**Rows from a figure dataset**
________________________________________
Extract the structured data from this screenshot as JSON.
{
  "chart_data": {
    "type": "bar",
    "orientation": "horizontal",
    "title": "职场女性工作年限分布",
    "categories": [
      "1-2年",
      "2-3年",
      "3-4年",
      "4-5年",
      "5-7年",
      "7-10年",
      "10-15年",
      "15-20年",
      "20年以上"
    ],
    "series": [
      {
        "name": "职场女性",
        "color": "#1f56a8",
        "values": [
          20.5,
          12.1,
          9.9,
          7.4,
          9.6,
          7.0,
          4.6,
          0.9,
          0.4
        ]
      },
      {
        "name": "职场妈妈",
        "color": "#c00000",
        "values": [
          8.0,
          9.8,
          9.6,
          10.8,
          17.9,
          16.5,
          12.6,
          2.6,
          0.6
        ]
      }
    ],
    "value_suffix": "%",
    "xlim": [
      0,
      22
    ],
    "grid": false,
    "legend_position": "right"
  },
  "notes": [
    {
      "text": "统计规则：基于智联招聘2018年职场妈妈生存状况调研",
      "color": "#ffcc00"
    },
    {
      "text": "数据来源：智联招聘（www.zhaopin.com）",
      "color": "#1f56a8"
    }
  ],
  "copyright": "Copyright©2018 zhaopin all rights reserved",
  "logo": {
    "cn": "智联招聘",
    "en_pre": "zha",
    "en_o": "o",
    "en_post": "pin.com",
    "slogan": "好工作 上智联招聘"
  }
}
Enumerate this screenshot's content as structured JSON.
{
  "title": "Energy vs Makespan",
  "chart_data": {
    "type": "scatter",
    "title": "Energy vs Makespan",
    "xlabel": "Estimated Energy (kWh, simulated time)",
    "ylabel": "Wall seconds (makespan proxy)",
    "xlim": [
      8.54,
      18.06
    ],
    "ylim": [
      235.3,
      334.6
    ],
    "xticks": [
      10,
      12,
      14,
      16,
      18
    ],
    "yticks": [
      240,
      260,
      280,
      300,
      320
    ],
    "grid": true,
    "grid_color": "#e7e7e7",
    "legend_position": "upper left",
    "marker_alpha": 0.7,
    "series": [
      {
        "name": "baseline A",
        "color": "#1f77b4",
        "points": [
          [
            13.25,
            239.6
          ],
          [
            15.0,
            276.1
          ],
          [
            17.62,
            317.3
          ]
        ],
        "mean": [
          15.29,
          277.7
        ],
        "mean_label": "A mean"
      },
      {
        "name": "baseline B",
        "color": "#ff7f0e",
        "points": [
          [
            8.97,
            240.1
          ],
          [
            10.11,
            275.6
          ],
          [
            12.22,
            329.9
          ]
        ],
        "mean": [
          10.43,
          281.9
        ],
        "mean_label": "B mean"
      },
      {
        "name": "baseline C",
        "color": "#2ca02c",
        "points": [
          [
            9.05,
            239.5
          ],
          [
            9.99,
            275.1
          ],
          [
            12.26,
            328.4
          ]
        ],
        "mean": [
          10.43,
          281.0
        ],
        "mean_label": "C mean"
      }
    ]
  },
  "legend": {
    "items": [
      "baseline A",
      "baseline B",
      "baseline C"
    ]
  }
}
________________________________________
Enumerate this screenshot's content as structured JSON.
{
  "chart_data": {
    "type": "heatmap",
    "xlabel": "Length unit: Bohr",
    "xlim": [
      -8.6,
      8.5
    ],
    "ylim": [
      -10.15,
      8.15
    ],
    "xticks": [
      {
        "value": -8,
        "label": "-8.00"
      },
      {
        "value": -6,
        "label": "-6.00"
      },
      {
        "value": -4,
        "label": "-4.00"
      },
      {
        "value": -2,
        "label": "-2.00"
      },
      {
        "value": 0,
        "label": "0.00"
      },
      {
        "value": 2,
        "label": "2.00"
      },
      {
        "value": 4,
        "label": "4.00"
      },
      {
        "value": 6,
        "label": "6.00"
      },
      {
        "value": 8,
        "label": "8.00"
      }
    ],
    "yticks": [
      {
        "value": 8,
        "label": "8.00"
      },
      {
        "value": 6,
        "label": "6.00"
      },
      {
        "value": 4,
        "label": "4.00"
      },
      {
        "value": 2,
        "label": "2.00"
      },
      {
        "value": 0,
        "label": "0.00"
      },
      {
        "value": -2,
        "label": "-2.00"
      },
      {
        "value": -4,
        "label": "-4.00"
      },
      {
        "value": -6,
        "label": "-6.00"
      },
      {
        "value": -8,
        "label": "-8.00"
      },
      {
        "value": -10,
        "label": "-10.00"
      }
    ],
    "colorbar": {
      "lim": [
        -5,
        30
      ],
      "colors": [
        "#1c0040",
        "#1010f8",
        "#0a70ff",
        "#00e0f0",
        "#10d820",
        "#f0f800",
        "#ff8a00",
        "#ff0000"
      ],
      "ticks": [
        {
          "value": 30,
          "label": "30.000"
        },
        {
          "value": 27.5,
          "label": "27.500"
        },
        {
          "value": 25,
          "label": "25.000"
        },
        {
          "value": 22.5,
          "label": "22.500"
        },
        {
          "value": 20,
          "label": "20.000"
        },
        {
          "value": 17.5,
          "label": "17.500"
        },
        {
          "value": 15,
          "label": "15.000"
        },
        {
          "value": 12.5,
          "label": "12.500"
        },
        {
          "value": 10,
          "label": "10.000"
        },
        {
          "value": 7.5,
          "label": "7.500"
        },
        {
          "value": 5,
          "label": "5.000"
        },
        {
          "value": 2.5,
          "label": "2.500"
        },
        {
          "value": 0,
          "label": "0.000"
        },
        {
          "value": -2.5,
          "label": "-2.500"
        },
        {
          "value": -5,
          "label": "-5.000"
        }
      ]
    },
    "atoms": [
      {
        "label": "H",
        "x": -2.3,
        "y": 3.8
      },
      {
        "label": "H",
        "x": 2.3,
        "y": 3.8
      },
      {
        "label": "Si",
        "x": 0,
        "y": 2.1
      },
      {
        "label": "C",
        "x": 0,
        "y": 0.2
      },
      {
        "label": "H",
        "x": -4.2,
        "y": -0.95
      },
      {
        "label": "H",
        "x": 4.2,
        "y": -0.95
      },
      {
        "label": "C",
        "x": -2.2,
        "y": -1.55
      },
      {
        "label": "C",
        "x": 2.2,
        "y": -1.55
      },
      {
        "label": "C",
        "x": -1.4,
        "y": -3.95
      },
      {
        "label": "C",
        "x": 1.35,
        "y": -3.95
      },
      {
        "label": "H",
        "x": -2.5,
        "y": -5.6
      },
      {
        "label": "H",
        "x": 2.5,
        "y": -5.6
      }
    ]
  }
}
________________________________________
**SHORT EXERCISE**
Look through the data above. Find each line with the string "name" and copy it.

**WRITTEN RESPONSE**
        "name": "职场女性",
        "name": "职场妈妈",
        "name": "baseline A",
        "name": "baseline B",
        "name": "baseline C",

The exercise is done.